▶ **What this task involves**: Pull every line containing "screenshot" out of the material below.

▶ **Data extract**:
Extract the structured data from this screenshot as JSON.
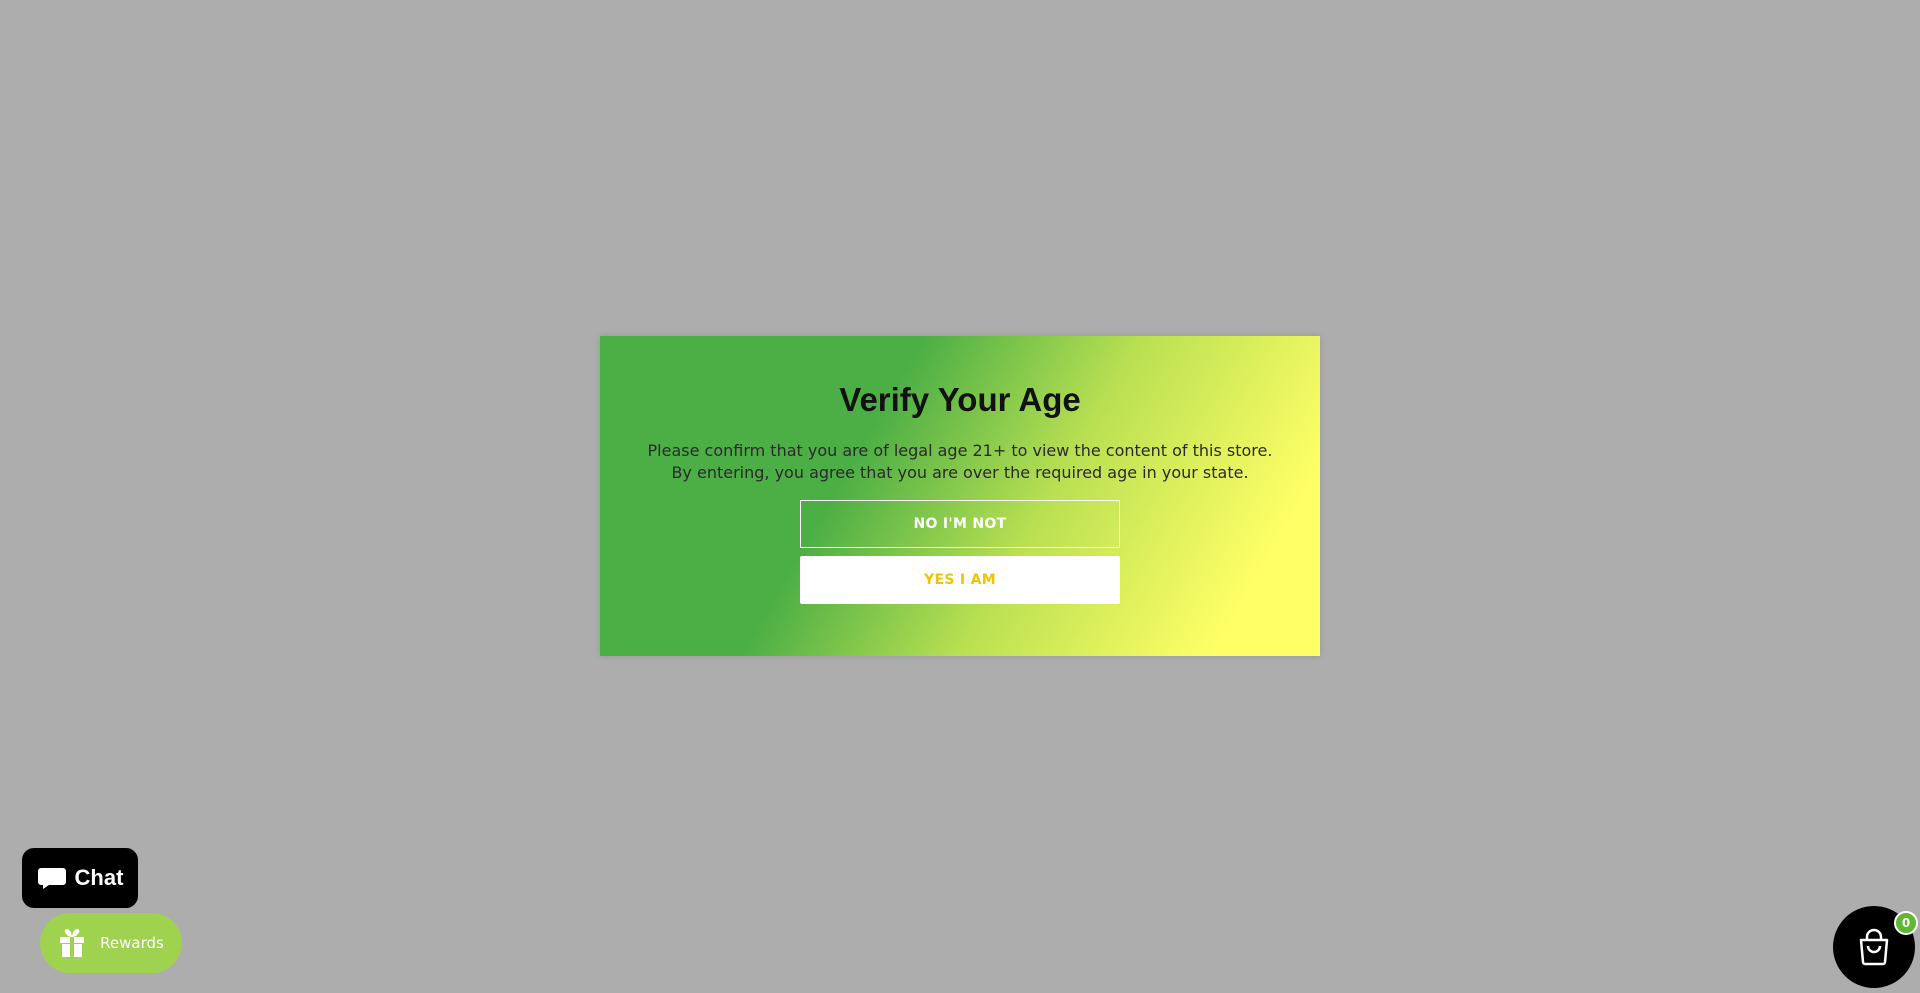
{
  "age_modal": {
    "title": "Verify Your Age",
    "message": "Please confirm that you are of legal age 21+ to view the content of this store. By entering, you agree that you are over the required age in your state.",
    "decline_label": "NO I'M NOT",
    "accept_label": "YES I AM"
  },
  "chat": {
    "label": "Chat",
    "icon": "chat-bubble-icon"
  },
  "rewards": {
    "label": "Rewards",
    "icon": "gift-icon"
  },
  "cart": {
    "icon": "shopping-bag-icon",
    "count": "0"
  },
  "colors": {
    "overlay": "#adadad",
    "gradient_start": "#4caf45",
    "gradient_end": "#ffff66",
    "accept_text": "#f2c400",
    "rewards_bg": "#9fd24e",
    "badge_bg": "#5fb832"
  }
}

==

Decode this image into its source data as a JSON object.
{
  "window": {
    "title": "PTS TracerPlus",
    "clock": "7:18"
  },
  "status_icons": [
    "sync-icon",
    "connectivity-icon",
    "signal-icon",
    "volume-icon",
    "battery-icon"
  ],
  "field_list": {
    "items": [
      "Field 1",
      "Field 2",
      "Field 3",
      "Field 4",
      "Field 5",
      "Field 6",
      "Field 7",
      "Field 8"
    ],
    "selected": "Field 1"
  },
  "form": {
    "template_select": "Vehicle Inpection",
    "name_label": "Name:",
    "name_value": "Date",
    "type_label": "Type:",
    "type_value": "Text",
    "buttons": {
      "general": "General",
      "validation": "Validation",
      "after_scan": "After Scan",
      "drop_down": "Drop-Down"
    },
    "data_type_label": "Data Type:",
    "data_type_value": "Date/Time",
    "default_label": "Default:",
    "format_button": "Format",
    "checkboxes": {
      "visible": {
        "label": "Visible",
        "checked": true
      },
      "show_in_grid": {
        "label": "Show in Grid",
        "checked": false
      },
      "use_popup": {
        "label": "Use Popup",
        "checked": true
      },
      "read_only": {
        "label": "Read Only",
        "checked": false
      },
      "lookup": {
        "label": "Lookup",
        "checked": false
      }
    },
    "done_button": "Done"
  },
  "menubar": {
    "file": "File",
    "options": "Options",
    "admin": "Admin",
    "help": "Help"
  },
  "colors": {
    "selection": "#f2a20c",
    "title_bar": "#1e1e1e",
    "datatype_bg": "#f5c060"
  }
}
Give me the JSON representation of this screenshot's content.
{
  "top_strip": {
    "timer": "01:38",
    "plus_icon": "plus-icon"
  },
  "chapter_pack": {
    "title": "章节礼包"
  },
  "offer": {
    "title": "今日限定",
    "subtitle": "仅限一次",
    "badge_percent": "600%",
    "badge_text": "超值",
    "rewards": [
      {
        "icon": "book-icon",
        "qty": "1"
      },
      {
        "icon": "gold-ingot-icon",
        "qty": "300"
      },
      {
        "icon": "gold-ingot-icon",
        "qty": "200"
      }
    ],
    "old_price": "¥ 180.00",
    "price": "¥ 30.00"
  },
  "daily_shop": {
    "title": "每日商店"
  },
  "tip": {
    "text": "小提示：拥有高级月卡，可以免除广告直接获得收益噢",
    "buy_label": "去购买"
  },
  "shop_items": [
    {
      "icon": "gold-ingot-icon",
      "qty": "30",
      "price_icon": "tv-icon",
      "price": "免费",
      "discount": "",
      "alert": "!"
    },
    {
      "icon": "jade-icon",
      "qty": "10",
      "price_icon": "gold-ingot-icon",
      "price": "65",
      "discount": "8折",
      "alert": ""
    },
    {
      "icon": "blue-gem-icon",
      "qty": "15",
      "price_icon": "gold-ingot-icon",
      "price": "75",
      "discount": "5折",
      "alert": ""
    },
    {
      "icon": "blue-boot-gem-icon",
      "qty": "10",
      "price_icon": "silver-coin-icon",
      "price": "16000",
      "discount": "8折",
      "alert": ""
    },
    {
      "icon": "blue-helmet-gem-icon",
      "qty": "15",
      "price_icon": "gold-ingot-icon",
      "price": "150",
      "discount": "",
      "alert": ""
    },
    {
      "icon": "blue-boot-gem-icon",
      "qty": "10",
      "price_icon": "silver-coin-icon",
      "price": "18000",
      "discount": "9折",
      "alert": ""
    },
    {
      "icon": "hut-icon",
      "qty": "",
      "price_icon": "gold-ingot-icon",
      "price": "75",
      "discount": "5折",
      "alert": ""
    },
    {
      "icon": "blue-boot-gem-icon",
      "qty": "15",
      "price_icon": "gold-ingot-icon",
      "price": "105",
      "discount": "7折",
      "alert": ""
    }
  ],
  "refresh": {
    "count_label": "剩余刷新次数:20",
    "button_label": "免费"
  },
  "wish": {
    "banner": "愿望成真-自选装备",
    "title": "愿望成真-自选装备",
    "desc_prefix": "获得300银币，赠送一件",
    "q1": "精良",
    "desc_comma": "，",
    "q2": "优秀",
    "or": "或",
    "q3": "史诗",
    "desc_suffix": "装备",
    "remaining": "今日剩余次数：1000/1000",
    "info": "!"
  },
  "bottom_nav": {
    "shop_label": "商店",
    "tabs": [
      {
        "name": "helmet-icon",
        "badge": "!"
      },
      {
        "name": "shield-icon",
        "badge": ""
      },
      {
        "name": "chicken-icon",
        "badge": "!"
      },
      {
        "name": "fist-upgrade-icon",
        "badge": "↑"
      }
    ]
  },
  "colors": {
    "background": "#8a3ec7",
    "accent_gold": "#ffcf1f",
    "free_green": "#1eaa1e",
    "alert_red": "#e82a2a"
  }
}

▶ **Full output**:
Extract the structured data from this screenshot as JSON.
Give me the JSON representation of this screenshot's content.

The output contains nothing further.